__DOCUMENT EXTRACT__.
○ ○ ○ ○ ○

As ERA deadline approaches; NOW pins efforts on new strategies

The National Organization for Women (NOW) has unveiled parts of a multimillion dollar ad campaign and a truckload of other strategies they say will help carry the Equal Rights Amendment campaign on the road to passage.

The ERA ratification process ground to a halt in 1977, three states shy of the required number. The legal deadline for state legislatures to approve the measure is June 30.

''The smart political money is against us,'' NOW president Eleanor Smeal said at the organization's national convention in Washington earlier this month. ''The reason I know it's possible,'' she continued, ''is because I can't imagine - I literally can't imagine - our nation turning its back on progress for people and for women.''

The new strategies include a campus campaign, with an expanded door-to-door canvassing project; a letter-writing appeal, several television spots, and a just-completed movie.

The three leaders of the campus campaign, Jennifer Jackman and Deborah Davis-Anthonyson of Smith College, and Deborah DeBare of Brown University, have postponed completing college to coordinate the campaign.

The three plan to touch down in 25 Northeast campuses within six weeks. Their goal is to convince other students to take off a semester from school or devote their winter breaks to work for the ERA.

The campaign, with all the new recruits in tow, will then move into states which have not ratified the ERA, where the students will canvass door-to-door and rally campus support. ''We want to prove that students are not apathetic,'' said Deborah Davis-Anthonyson taking a break from the first day of handing out leaflets in Harvard Square. The three will also be speaking in classes, setting up information tables, and holding rallies in nine cities.

These students have ''changed their lives'' for the ERA, as Ms. Smeal put it. The phrase is borrowed from the title of NOW founder Betty Friedan's 1976 book, ''It Changed My Life,'' which chronicles how her life changed following publication of ''The Feminine Mystique'' in 1963. At the national convention, Ms. Smeal exhorted members to dedicate anywhere from two weeks to a year to work for NOW.

Many of these people will work as ERA missionaries, a program modeled on the Mormon church door-to-door canvassing. The approach has been used in Utah, ''the heartland of our opposition,'' Smeal says. The state is the home of the anti-ERA Mormon church.

According to NOW statistics, 78 percent of the non-Mormons and 30 percent of the Mormons contacted by the NOW missionaries signed a pro-ERA petition that was sent to President Reagan. Seventeen percent of the Mormons also sent a letter to Spencer Kimball, president of the Mormon church, asking him to reconsider the church's opposition to the amendment. In all, about 15,000 signatures were collected, coordinator Becky Fenstermaker estimates. She says that most came from people who were already sympathetic to the ERA.

○ ○ ○ ○ ○

__WHAT YOU SHOULD DO__. In the ERA article, how many campuses do the three campus campaign leaders plan to visit, and within what period?

○ ○ ○ ○ ○

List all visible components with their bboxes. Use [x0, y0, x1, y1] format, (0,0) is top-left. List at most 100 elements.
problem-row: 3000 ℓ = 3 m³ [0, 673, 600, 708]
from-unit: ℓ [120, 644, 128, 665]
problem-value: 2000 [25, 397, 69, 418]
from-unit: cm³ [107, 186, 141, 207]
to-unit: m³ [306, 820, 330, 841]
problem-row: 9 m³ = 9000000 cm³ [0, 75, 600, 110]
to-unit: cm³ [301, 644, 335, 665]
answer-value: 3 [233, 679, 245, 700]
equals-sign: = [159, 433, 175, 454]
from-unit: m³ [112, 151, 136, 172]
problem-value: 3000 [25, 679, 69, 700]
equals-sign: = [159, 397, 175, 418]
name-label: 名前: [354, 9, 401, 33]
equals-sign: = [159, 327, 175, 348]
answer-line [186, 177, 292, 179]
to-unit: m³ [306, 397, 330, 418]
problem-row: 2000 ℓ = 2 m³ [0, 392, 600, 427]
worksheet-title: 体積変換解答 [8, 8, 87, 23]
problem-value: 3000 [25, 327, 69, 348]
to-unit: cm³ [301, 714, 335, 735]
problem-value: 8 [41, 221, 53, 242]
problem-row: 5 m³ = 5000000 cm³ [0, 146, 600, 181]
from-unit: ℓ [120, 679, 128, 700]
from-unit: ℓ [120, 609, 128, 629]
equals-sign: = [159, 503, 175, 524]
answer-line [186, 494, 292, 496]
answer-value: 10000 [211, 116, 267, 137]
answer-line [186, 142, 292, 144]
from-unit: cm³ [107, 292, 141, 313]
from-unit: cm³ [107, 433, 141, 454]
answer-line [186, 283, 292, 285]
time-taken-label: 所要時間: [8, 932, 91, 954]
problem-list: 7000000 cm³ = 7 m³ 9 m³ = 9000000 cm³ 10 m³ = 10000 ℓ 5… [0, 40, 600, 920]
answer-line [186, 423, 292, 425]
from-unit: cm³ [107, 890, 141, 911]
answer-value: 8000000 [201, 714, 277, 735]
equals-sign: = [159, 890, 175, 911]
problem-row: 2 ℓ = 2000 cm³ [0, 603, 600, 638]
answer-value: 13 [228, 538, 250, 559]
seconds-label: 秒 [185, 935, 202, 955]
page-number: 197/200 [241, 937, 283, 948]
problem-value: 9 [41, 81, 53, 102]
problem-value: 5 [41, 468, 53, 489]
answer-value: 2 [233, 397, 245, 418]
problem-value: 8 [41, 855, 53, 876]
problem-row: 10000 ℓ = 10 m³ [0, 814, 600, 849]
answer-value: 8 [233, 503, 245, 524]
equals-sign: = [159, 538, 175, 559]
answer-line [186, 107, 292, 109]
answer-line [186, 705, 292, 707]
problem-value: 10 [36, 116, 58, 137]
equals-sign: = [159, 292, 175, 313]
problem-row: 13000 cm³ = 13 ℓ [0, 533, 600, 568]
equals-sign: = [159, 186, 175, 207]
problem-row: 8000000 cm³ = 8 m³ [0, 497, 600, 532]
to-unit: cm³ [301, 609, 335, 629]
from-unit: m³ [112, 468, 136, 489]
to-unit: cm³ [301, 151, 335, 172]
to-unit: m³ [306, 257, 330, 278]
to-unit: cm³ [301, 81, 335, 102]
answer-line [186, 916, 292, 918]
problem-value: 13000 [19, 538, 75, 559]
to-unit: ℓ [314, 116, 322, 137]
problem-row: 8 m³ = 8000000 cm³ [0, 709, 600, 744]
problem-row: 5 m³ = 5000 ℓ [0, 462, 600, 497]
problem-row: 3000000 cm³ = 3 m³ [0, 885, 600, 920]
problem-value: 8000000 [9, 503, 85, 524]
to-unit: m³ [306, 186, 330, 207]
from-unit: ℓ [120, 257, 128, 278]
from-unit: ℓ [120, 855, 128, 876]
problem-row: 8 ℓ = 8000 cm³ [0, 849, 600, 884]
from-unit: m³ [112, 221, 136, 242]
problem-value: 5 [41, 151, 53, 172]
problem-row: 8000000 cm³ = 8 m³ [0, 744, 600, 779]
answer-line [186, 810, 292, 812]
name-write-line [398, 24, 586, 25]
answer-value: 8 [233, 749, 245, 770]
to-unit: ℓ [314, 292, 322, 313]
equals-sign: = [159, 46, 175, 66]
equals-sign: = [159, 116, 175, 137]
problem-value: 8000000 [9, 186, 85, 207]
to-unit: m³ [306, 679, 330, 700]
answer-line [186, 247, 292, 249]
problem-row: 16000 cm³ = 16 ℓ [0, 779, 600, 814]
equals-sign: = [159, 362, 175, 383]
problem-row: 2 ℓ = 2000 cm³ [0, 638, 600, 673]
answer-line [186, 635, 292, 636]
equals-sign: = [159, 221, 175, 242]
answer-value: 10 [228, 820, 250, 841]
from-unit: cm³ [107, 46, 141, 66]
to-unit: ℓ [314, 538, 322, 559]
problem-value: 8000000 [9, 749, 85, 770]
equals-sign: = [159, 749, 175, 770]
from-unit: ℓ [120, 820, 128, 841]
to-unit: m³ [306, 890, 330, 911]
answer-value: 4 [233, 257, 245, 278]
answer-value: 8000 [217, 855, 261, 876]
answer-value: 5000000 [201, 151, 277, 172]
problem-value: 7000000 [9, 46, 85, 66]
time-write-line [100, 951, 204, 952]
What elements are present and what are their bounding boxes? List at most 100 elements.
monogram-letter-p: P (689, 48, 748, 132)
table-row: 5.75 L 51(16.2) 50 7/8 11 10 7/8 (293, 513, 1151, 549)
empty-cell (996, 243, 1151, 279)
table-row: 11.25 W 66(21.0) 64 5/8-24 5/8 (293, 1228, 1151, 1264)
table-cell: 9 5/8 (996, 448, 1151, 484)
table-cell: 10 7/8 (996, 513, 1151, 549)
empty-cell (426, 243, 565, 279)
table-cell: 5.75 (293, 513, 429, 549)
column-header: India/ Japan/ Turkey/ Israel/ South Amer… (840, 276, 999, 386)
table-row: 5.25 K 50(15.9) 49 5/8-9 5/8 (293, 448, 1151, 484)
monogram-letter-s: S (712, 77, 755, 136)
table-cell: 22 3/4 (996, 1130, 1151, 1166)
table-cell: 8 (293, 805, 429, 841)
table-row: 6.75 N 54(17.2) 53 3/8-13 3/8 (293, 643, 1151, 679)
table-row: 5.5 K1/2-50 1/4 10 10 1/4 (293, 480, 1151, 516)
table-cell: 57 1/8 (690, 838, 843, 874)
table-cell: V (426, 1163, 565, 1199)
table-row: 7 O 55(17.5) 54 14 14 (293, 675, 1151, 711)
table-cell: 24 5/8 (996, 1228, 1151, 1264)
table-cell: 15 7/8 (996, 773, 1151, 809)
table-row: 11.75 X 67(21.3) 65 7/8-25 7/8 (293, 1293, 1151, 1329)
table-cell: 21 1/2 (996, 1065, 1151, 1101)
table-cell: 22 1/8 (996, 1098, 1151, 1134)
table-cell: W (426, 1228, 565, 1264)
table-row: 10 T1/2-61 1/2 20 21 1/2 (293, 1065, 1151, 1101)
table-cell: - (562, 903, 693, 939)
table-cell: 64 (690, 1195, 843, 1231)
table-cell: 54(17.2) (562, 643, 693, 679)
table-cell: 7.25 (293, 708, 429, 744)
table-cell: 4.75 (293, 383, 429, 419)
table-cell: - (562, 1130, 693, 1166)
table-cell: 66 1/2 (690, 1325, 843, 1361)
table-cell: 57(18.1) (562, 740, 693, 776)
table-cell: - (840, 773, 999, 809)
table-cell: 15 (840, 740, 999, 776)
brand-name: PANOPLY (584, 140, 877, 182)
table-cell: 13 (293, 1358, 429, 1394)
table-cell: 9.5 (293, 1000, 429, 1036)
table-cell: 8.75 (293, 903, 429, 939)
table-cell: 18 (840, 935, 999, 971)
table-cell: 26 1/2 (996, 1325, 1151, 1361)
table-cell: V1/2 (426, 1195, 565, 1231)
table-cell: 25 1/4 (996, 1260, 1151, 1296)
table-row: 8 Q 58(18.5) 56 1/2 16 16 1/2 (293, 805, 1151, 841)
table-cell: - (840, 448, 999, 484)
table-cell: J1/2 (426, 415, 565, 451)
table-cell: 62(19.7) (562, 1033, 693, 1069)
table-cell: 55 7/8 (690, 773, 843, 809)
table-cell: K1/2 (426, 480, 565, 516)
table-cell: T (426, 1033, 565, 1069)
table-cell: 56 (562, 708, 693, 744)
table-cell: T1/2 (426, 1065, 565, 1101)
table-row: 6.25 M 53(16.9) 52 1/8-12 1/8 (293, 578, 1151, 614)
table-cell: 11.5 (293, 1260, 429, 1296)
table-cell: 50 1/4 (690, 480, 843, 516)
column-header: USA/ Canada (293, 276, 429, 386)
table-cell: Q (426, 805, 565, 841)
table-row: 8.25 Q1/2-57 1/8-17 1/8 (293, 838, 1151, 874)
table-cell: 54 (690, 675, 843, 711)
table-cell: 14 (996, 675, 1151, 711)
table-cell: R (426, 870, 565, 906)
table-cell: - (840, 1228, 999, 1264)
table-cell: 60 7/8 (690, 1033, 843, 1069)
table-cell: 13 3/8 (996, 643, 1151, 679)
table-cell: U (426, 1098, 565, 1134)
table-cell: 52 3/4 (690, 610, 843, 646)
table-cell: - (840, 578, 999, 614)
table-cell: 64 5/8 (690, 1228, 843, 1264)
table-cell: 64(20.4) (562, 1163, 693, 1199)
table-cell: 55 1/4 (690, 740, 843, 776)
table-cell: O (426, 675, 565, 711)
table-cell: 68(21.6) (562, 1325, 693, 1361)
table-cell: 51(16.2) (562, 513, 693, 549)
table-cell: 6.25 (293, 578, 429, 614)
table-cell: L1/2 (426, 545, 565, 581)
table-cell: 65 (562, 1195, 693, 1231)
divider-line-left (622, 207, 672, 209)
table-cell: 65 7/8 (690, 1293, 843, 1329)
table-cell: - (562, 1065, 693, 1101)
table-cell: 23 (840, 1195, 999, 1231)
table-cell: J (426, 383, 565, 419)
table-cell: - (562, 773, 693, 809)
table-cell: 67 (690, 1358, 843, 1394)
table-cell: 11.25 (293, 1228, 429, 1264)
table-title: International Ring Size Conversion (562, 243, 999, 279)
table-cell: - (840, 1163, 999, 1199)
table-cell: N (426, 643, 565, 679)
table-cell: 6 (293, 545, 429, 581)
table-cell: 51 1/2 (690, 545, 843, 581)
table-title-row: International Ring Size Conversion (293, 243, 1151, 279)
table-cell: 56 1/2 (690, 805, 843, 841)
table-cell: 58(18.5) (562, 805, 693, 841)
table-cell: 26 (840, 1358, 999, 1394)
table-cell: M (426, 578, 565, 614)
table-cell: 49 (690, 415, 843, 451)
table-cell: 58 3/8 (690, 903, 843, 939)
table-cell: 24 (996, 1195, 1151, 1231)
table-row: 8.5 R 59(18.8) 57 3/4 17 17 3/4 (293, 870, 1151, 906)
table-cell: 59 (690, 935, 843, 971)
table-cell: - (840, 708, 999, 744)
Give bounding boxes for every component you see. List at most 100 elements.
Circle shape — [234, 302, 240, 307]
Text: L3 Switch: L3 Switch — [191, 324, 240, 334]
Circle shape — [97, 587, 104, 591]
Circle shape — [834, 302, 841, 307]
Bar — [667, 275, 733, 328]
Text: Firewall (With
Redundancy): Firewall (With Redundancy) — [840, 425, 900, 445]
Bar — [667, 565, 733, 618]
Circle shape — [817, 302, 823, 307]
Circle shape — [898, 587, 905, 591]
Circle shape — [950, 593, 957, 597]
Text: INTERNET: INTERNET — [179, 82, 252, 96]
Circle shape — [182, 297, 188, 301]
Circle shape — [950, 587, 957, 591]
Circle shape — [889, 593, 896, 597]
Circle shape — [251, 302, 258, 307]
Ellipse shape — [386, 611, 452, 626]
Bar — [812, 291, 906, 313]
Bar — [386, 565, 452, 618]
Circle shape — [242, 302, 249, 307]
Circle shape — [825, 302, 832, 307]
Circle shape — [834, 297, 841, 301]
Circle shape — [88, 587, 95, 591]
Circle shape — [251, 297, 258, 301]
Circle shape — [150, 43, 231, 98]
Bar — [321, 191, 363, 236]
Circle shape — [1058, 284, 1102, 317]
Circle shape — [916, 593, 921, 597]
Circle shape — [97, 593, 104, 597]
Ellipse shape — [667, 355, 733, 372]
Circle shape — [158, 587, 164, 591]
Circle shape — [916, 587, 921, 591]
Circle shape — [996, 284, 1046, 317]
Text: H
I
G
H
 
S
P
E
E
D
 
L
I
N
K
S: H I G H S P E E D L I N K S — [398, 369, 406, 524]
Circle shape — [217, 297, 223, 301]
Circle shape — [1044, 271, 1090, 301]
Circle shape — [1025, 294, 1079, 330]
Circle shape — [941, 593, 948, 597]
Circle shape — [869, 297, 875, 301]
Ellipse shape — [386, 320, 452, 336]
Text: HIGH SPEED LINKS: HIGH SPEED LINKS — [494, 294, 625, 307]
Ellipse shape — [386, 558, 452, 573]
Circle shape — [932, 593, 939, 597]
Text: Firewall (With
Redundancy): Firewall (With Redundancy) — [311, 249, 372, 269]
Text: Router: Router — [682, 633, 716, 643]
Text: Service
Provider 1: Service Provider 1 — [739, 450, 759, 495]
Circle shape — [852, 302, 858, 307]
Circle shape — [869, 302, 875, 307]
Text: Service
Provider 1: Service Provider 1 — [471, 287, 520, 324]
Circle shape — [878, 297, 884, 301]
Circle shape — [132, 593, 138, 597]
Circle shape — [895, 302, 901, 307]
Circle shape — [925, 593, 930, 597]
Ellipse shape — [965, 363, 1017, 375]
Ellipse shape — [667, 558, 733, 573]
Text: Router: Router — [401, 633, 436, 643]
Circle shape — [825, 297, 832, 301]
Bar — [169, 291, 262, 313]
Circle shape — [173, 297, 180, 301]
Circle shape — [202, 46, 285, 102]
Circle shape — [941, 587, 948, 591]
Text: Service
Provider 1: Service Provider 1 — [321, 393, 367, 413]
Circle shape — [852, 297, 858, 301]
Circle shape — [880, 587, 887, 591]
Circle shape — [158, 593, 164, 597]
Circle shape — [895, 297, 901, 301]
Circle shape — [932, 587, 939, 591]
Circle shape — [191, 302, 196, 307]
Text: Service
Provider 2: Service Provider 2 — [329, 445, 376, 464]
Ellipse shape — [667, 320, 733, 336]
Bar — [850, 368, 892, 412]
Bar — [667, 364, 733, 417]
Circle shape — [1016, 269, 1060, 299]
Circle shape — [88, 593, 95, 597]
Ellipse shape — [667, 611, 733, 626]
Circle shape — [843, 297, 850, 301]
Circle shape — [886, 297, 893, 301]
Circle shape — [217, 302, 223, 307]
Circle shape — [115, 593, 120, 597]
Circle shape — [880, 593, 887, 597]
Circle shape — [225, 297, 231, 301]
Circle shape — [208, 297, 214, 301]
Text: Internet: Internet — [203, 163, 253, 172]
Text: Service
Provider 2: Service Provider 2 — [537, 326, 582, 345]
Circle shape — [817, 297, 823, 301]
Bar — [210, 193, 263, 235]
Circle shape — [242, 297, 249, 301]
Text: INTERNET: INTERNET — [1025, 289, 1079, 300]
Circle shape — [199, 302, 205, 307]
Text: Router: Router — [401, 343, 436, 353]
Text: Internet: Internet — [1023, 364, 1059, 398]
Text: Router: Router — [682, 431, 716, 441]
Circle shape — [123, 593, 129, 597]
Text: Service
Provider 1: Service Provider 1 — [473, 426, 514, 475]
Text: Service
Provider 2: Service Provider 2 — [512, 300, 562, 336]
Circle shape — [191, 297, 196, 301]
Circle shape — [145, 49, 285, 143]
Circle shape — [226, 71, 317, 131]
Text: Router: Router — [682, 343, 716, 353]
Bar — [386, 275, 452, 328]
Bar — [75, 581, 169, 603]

○ ○ ○ ○ ○

__OUTPUT__. They plan to visit 25 Northeast campuses within six weeks.